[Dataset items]
◆ ◆ ◆

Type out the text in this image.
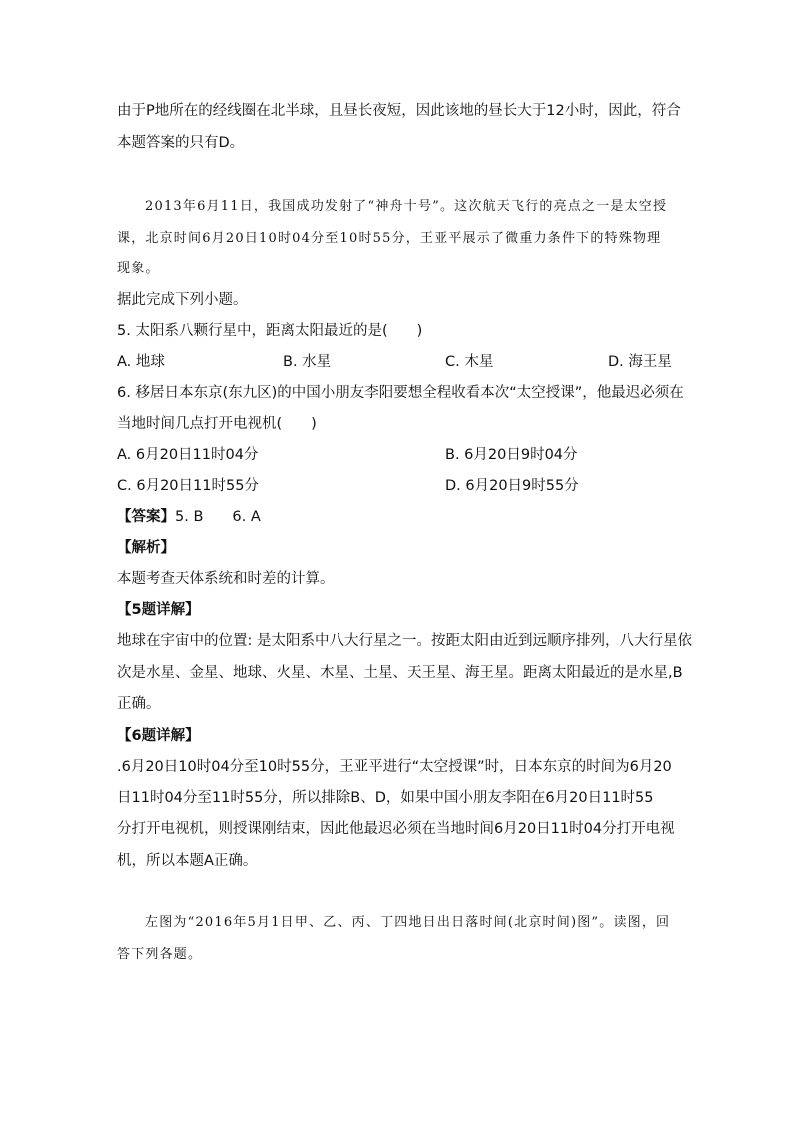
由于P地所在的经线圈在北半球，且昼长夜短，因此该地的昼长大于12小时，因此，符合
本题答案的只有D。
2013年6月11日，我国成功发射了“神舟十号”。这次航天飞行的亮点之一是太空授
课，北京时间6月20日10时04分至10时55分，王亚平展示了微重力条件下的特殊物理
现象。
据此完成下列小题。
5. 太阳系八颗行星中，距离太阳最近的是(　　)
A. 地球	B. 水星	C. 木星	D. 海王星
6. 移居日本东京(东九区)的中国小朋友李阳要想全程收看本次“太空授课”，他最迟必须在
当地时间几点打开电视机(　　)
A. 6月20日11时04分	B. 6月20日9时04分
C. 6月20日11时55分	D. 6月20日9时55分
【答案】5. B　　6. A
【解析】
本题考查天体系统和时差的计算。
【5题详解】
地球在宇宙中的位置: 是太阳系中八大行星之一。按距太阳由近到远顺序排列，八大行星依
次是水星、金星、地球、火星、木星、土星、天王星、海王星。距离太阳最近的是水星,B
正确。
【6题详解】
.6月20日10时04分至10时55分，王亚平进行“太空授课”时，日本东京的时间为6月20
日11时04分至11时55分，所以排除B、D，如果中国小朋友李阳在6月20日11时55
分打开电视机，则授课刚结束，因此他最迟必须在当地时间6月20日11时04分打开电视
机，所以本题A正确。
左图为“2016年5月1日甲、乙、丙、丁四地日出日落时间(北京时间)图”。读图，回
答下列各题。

◆ ◆ ◆

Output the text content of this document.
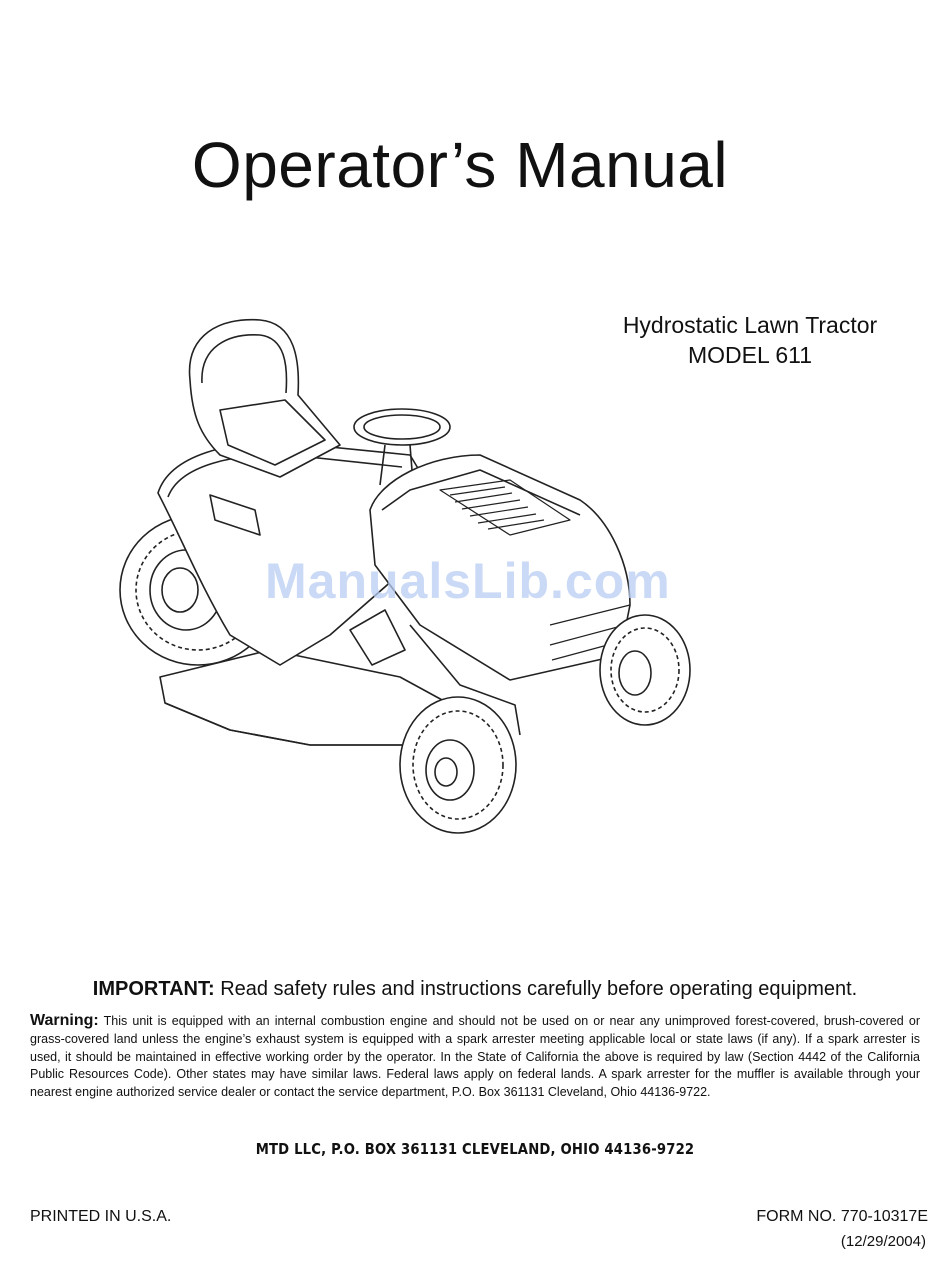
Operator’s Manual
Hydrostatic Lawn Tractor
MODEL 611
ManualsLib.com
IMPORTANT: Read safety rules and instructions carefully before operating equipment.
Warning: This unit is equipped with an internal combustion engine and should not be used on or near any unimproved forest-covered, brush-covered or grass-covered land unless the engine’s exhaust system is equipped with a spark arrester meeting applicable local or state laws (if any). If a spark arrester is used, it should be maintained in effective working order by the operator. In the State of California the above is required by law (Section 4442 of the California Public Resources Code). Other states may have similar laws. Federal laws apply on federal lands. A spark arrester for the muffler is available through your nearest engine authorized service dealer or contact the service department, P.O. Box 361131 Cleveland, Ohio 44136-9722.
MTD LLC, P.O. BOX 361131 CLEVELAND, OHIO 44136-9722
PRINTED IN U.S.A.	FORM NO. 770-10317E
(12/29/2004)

◆ ◆ ◆

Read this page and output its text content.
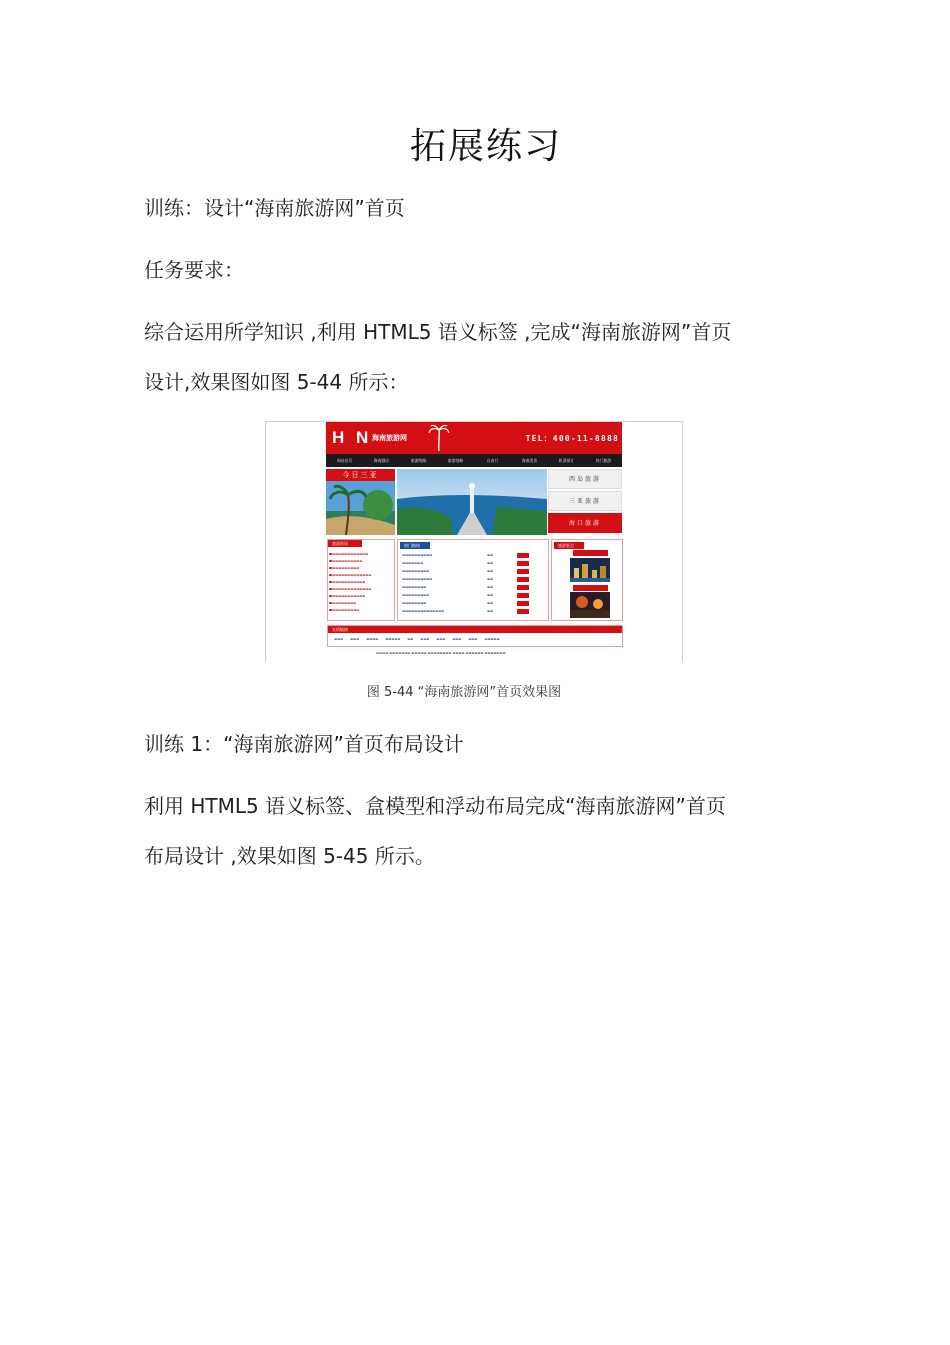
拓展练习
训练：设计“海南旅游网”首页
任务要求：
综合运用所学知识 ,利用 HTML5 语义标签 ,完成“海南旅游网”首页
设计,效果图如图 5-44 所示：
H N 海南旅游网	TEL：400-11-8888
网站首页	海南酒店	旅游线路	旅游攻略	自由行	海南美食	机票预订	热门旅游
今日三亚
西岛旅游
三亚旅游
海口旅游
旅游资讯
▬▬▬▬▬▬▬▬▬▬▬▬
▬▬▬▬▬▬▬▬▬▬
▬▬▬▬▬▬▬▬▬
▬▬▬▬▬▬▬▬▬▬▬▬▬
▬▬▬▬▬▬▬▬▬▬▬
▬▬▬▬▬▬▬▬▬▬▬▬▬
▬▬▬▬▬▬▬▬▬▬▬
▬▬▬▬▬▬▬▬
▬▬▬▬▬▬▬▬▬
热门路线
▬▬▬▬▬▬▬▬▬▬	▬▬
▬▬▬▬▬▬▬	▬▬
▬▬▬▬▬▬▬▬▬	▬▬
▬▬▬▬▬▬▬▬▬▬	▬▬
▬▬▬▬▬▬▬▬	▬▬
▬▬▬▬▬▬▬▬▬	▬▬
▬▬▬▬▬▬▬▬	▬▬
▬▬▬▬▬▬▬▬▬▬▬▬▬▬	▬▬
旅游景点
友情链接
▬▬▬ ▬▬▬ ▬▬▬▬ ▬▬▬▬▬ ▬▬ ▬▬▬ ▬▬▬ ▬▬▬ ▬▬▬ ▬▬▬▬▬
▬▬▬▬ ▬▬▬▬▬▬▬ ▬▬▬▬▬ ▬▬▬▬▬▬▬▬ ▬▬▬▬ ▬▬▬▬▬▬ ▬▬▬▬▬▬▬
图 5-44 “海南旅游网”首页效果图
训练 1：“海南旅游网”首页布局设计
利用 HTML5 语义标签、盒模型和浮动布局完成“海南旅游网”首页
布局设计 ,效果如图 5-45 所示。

◆ ◆ ◆

EXERCISE PROMPT
Choose all lines containing the string "Read" and copy them out.

TASK RESPONSE
IMPORTANT: Read safety rules and instructions carefully before operating equipment.
Read this page and output its text content.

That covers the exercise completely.